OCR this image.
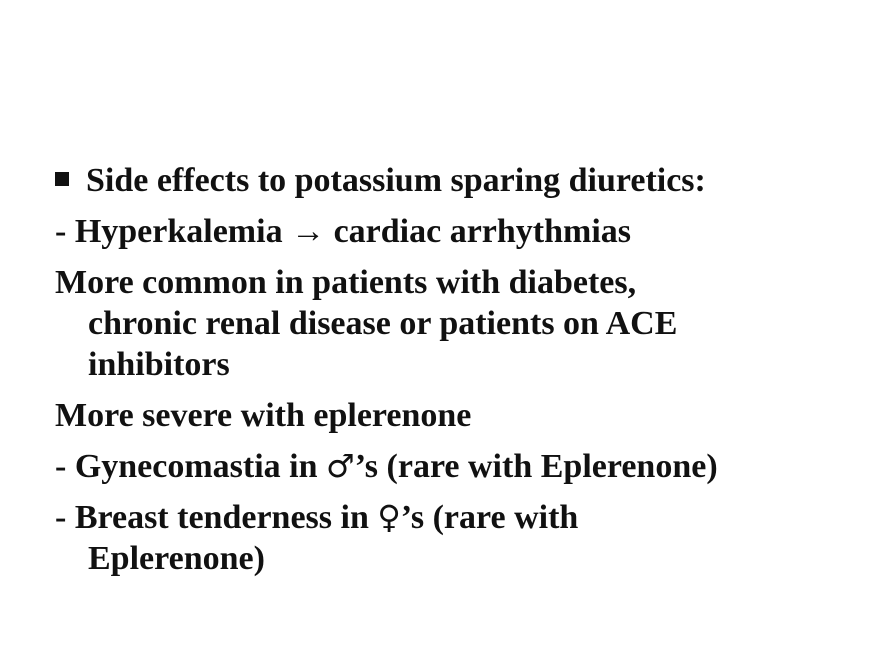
Side effects to potassium sparing diuretics:
- Hyperkalemia → cardiac arrhythmias
More common in patients with diabetes,
chronic renal disease or patients on ACE
inhibitors
More severe with eplerenone
- Gynecomastia in ♂’s (rare with Eplerenone)
- Breast tenderness in ♀’s (rare with
Eplerenone)
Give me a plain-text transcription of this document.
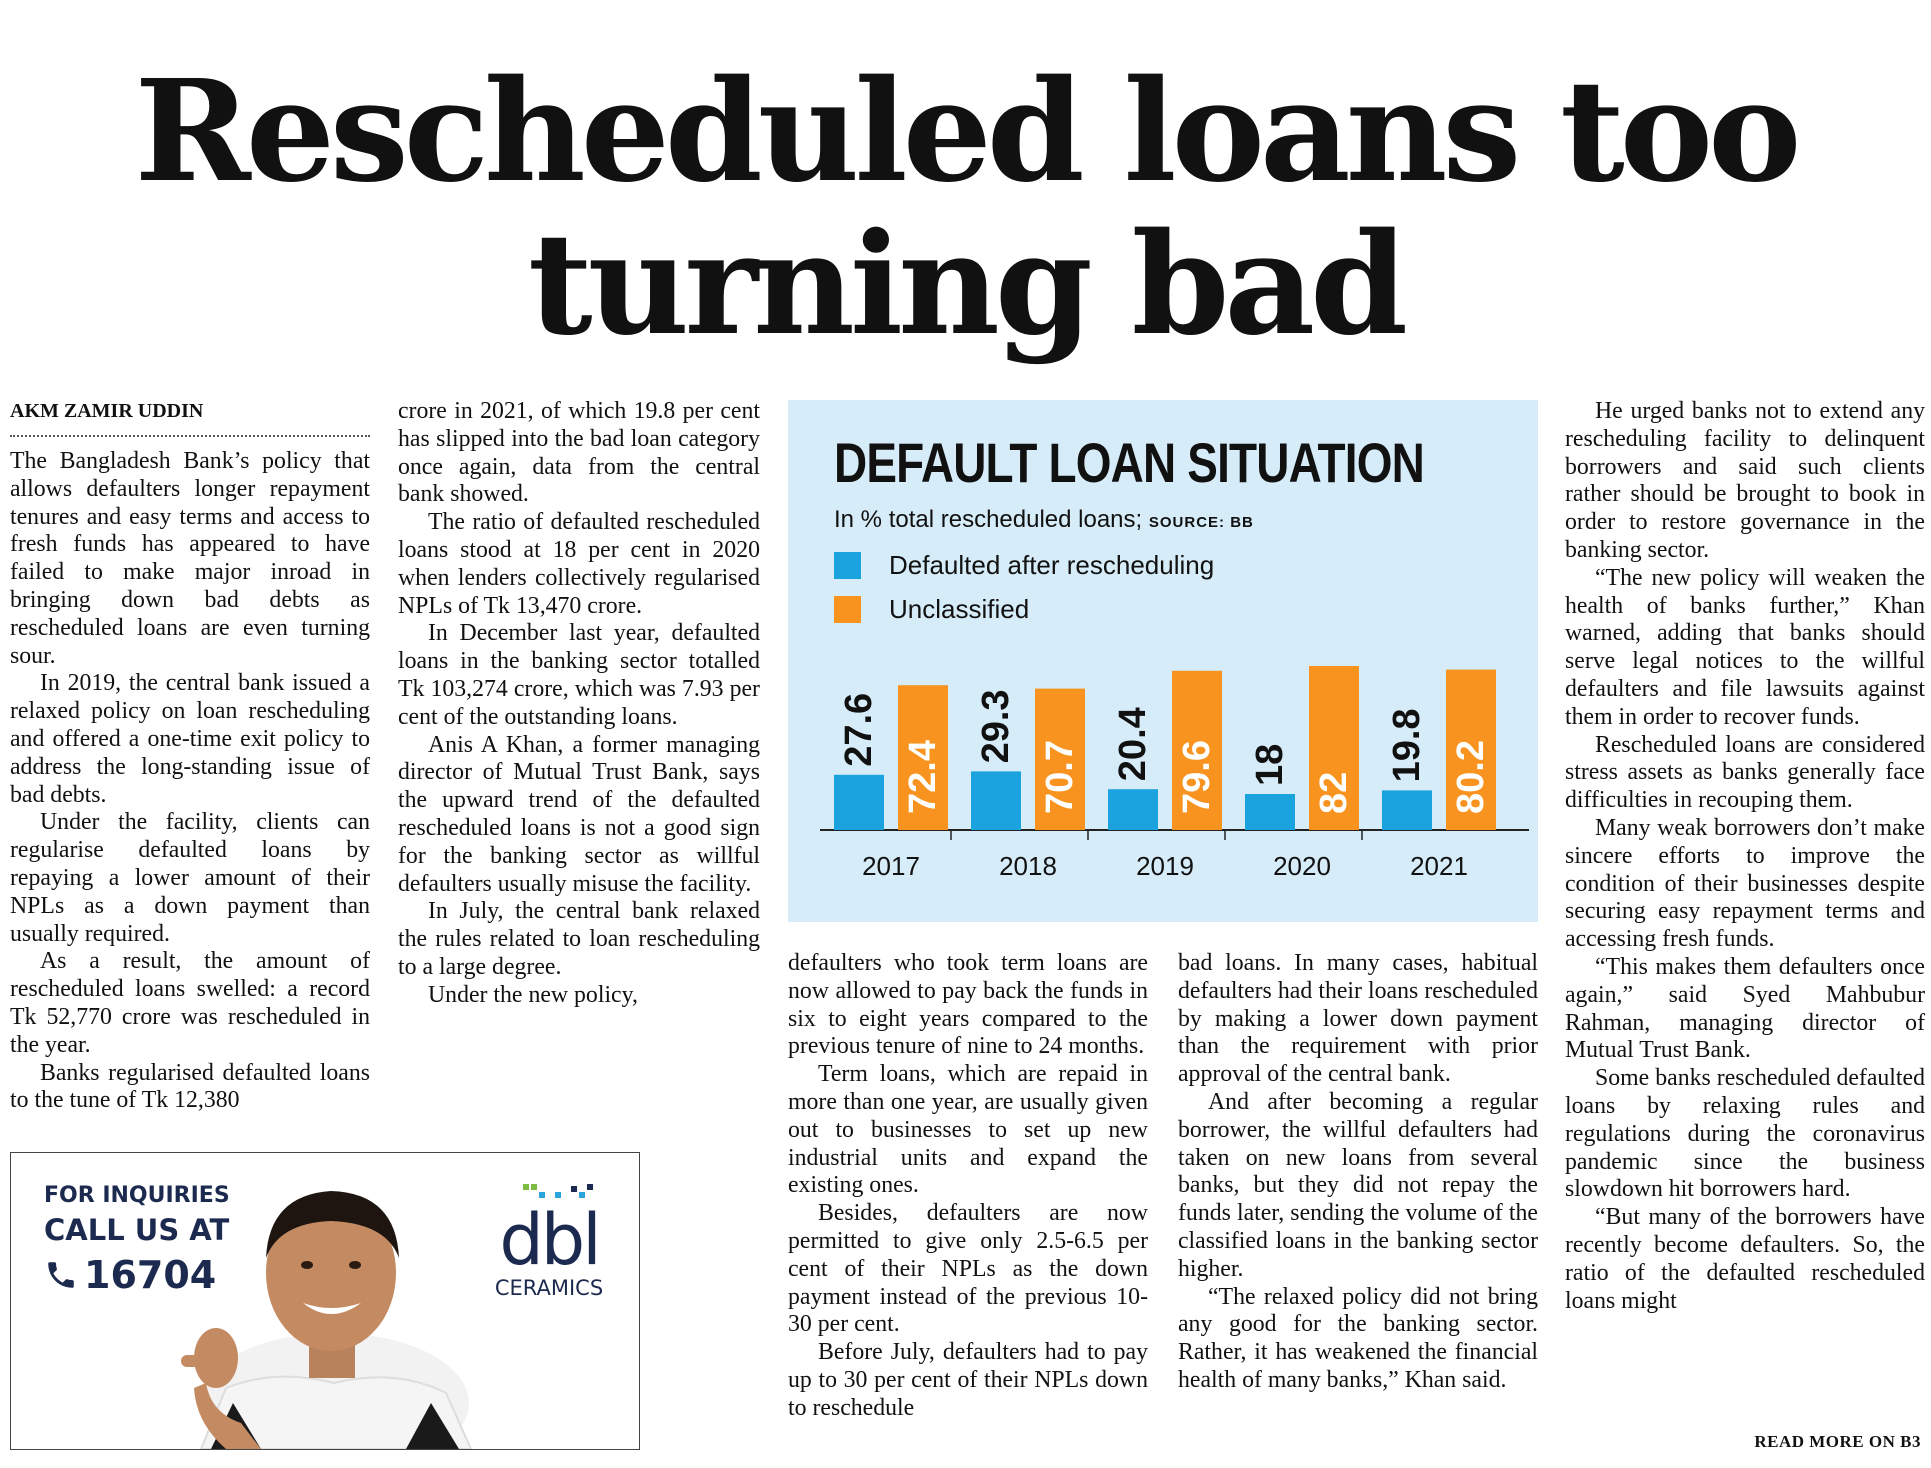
Rescheduled loans too
turning bad
AKM ZAMIR UDDIN

The Bangladesh Bank’s policy that allows defaulters longer repayment tenures and easy terms and access to fresh funds has appeared to have failed to make major inroad in bringing down bad debts as rescheduled loans are even turning sour.

In 2019, the central bank issued a relaxed policy on loan rescheduling and offered a one-time exit policy to address the long-standing issue of bad debts.

Under the facility, clients can regularise defaulted loans by repaying a lower amount of their NPLs as a down payment than usually required.

As a result, the amount of rescheduled loans swelled: a record Tk 52,770 crore was rescheduled in the year.

Banks regularised defaulted loans to the tune of Tk 12,380

crore in 2021, of which 19.8 per cent has slipped into the bad loan category once again, data from the central bank showed.

The ratio of defaulted rescheduled loans stood at 18 per cent in 2020 when lenders collectively regularised NPLs of Tk 13,470 crore.

In December last year, defaulted loans in the banking sector totalled Tk 103,274 crore, which was 7.93 per cent of the outstanding loans.

Anis A Khan, a former managing director of Mutual Trust Bank, says the upward trend of the defaulted rescheduled loans is not a good sign for the banking sector as willful defaulters usually misuse the facility.

In July, the central bank relaxed the rules related to loan rescheduling to a large degree.

Under the new policy,

DEFAULT LOAN SITUATION
In % total rescheduled loans; SOURCE: BB
Defaulted after rescheduling
Unclassified
27.6
72.4
2017
29.3
70.7
2018
20.4 79.6
2019
18
82
2020
19.8 80.2
2021

defaulters who took term loans are now allowed to pay back the funds in six to eight years compared to the previous tenure of nine to 24 months.

Term loans, which are repaid in more than one year, are usually given out to businesses to set up new industrial units and expand the existing ones.

Besides, defaulters are now permitted to give only 2.5-6.5 per cent of their NPLs as the down payment instead of the previous 10-30 per cent.

Before July, defaulters had to pay up to 30 per cent of their NPLs down to reschedule

bad loans. In many cases, habitual defaulters had their loans rescheduled by making a lower down payment than the requirement with prior approval of the central bank.

And after becoming a regular borrower, the willful defaulters had taken on new loans from several banks, but they did not repay the funds later, sending the volume of the classified loans in the banking sector higher.

“The relaxed policy did not bring any good for the banking sector. Rather, it has weakened the financial health of many banks,” Khan said.

He urged banks not to extend any rescheduling facility to delinquent borrowers and said such clients rather should be brought to book in order to restore governance in the banking sector.

“The new policy will weaken the health of banks further,” Khan warned, adding that banks should serve legal notices to the willful defaulters and file lawsuits against them in order to recover funds.

Rescheduled loans are considered stress assets as banks generally face difficulties in recouping them.

Many weak borrowers don’t make sincere efforts to improve the condition of their businesses despite securing easy repayment terms and accessing fresh funds.

“This makes them defaulters once again,” said Syed Mahbubur Rahman, managing director of Mutual Trust Bank.

Some banks rescheduled defaulted loans by relaxing rules and regulations during the coronavirus pandemic since the business slowdown hit borrowers hard.

“But many of the borrowers have recently become defaulters. So, the ratio of the defaulted rescheduled loans might

READ MORE ON B3
FOR INQUIRIES
CALL US AT
16704	dbl
CERAMICS
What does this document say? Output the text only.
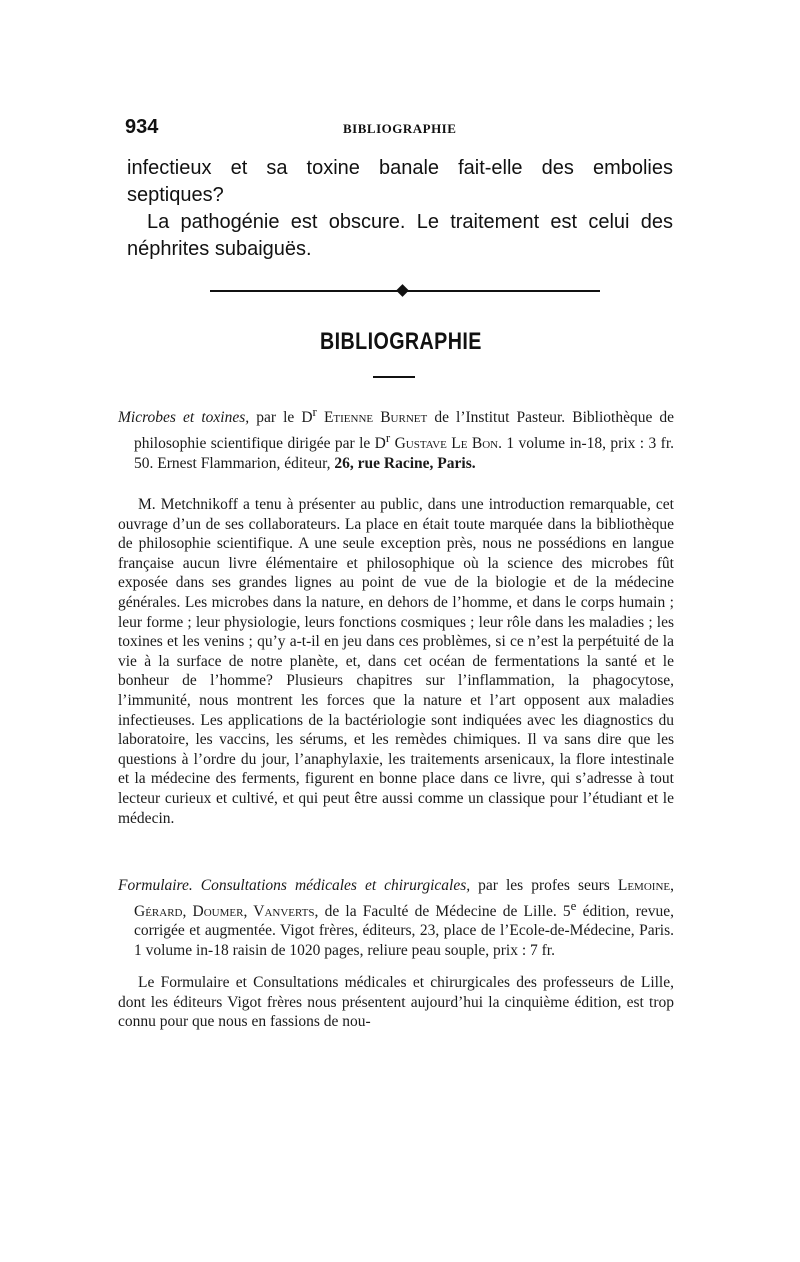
934	BIBLIOGRAPHIE

infectieux et sa toxine banale fait-elle des embolies septiques?

La pathogénie est obscure. Le traitement est celui des néphrites subaiguës.

BIBLIOGRAPHIE

Microbes et toxines, par le $D^r$ Etienne Burnet de l’Institut Pasteur. Bibliothèque de philosophie scientifique dirigée par le $D^r$ Gustave Le Bon. 1 volume in-18, prix : 3 fr. 50. Ernest Flammarion, éditeur, 26, rue Racine, Paris.

M. Metchnikoff a tenu à présenter au public, dans une introduction remarquable, cet ouvrage d’un de ses collaborateurs. La place en était toute marquée dans la bibliothèque de philosophie scientifique. A une seule exception près, nous ne possédions en langue française aucun livre élémentaire et philosophique où la science des microbes fût exposée dans ses grandes lignes au point de vue de la biologie et de la médecine générales. Les microbes dans la nature, en dehors de l’homme, et dans le corps humain ; leur forme ; leur physiologie, leurs fonctions cosmiques ; leur rôle dans les maladies ; les toxines et les venins ; qu’y a-t-il en jeu dans ces problèmes, si ce n’est la perpétuité de la vie à la surface de notre planète, et, dans cet océan de fermentations la santé et le bonheur de l’homme? Plusieurs chapitres sur l’inflammation, la phagocytose, l’immunité, nous montrent les forces que la nature et l’art opposent aux maladies infectieuses. Les applications de la bactériologie sont indiquées avec les diagnostics du laboratoire, les vaccins, les sérums, et les remèdes chimiques. Il va sans dire que les questions à l’ordre du jour, l’anaphylaxie, les traitements arsenicaux, la flore intestinale et la médecine des ferments, figurent en bonne place dans ce livre, qui s’adresse à tout lecteur curieux et cultivé, et qui peut être aussi comme un classique pour l’étudiant et le médecin.

Formulaire. Consultations médicales et chirurgicales, par les profes seurs Lemoine, Gérard, Doumer, Vanverts, de la Faculté de Médecine de Lille. 5e édition, revue, corrigée et augmentée. Vigot frères, éditeurs, 23, place de l’Ecole-de-Médecine, Paris. 1 volume in-18 raisin de 1020 pages, reliure peau souple, prix : 7 fr.

Le Formulaire et Consultations médicales et chirurgicales des professeurs de Lille, dont les éditeurs Vigot frères nous présentent aujourd’hui la cinquième édition, est trop connu pour que nous en fassions de nou-
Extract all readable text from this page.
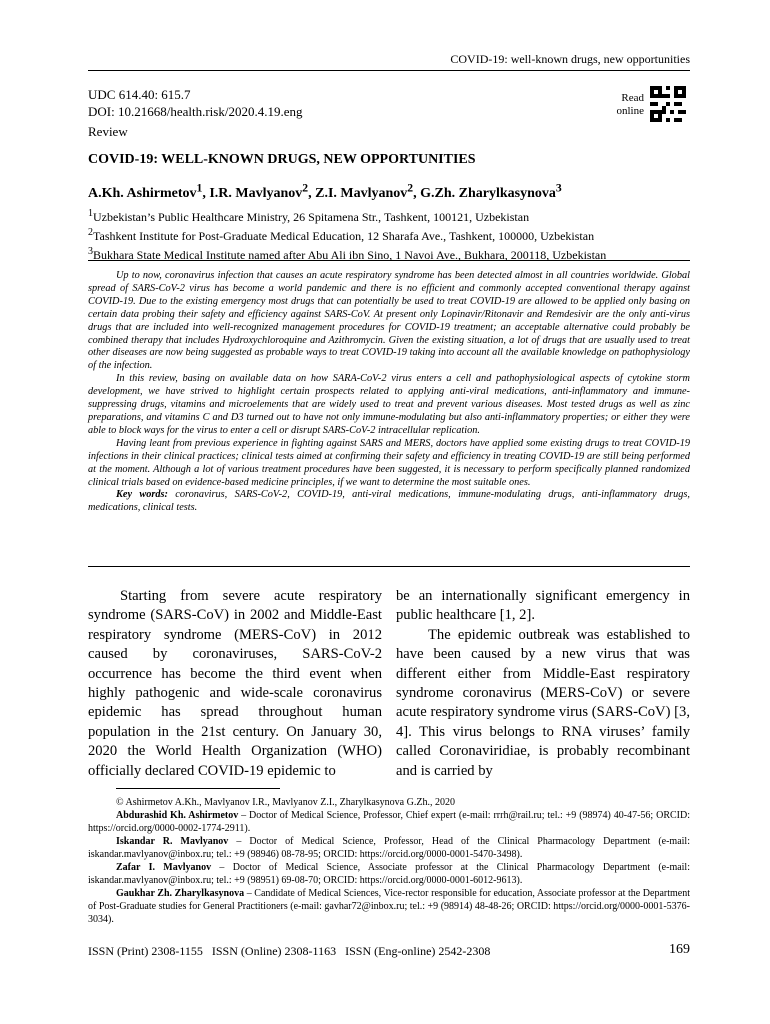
COVID-19: well-known drugs, new opportunities
UDC 614.40: 615.7
DOI: 10.21668/health.risk/2020.4.19.eng
Read online
Review
COVID-19: WELL-KNOWN DRUGS, NEW OPPORTUNITIES
A.Kh. Ashirmetov$^1$, I.R. Mavlyanov$^2$, Z.I. Mavlyanov$^2$, G.Zh. Zharylkasynova$^3$
$^1$Uzbekistan’s Public Healthcare Ministry, 26 Spitamena Str., Tashkent, 100121, Uzbekistan
$^2$Tashkent Institute for Post-Graduate Medical Education, 12 Sharafa Ave., Tashkent, 100000, Uzbekistan
$^3$Bukhara State Medical Institute named after Abu Ali ibn Sino, 1 Navoi Ave., Bukhara, 200118, Uzbekistan

Up to now, coronavirus infection that causes an acute respiratory syndrome has been detected almost in all countries worldwide. Global spread of SARS-CoV-2 virus has become a world pandemic and there is no efficient and commonly accepted conventional therapy against COVID-19. Due to the existing emergency most drugs that can potentially be used to treat COVID-19 are allowed to be applied only basing on certain data probing their safety and efficiency against SARS-CoV. At present only Lopinavir/Ritonavir and Remdesivir are the only anti-virus drugs that are included into well-recognized management procedures for COVID-19 treatment; an acceptable alternative could probably be combined therapy that includes Hydroxychloroquine and Azithromycin. Given the existing situation, a lot of drugs that are usually used to treat other diseases are now being suggested as probable ways to treat COVID-19 taking into account all the available knowledge on pathophysiology of the infection.

In this review, basing on available data on how SARA-CoV-2 virus enters a cell and pathophysiological aspects of cytokine storm development, we have strived to highlight certain prospects related to applying anti-viral medications, anti-inflammatory and immune-suppressing drugs, vitamins and microelements that are widely used to treat and prevent various diseases. Most tested drugs as well as zinc preparations, and vitamins C and D3 turned out to have not only immune-modulating but also anti-inflammatory properties; or either they were able to block ways for the virus to enter a cell or disrupt SARS-CoV-2 intracellular replication.

Having leant from previous experience in fighting against SARS and MERS, doctors have applied some existing drugs to treat COVID-19 infections in their clinical practices; clinical tests aimed at confirming their safety and efficiency in treating COVID-19 are still being performed at the moment. Although a lot of various treatment procedures have been suggested, it is necessary to perform specifically planned randomized clinical trials based on evidence-based medicine principles, if we want to determine the most suitable ones.

Key words: coronavirus, SARS-CoV-2, COVID-19, anti-viral medications, immune-modulating drugs, anti-inflammatory drugs, medications, clinical tests.

Starting from severe acute respiratory syndrome (SARS-CoV) in 2002 and Middle-East respiratory syndrome (MERS-CoV) in 2012 caused by coronaviruses, SARS-CoV-2 occurrence has become the third event when highly pathogenic and wide-scale coronavirus epidemic has spread throughout human population in the 21st century. On January 30, 2020 the World Health Organization (WHO) officially declared COVID-19 epidemic to

be an internationally significant emergency in public healthcare [1, 2].

The epidemic outbreak was established to have been caused by a new virus that was different either from Middle-East respiratory syndrome coronavirus (MERS-CoV) or severe acute respiratory syndrome virus (SARS-CoV) [3, 4]. This virus belongs to RNA viruses’ family called Coronaviridiae, is probably recombinant and is carried by

© Ashirmetov A.Kh., Mavlyanov I.R., Mavlyanov Z.I., Zharylkasynova G.Zh., 2020

Abdurashid Kh. Ashirmetov – Doctor of Medical Science, Professor, Chief expert (e-mail: rrrh@rail.ru; tel.: +9 (98974) 40-47-56; ORCID: https://orcid.org/0000-0002-1774-2911).

Iskandar R. Mavlyanov – Doctor of Medical Science, Professor, Head of the Clinical Pharmacology Department (e-mail: iskandar.mavlyanov@inbox.ru; tel.: +9 (98946) 08-78-95; ORCID: https://orcid.org/0000-0001-5470-3498).

Zafar I. Mavlyanov – Doctor of Medical Science, Associate professor at the Clinical Pharmacology Department (e-mail: iskandar.mavlyanov@inbox.ru; tel.: +9 (98951) 69-08-70; ORCID: https://orcid.org/0000-0001-6012-9613).

Gaukhar Zh. Zharylkasynova – Candidate of Medical Sciences, Vice-rector responsible for education, Associate professor at the Department of Post-Graduate studies for General Practitioners (e-mail: gavhar72@inbox.ru; tel.: +9 (98914) 48-48-26; ORCID: https://orcid.org/0000-0001-5376-3034).

ISSN (Print) 2308-1155   ISSN (Online) 2308-1163   ISSN (Eng-online) 2542-2308	169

################

Prompt
Every line above that holds "facility" should be copied out.

Your response
Under the facility, clients can regularise defaulted loans by repaying a lower amount of their NPLs as a down payment than usually required.
Anis A Khan, a former managing director of Mutual Trust Bank, says the upward trend of the defaulted rescheduled loans is not a good sign for the banking sector as willful defaulters usually misuse the facility.
He urged banks not to extend any rescheduling facility to delinquent borrowers and said such clients rather should be brought to book in order to restore governance in the banking sector.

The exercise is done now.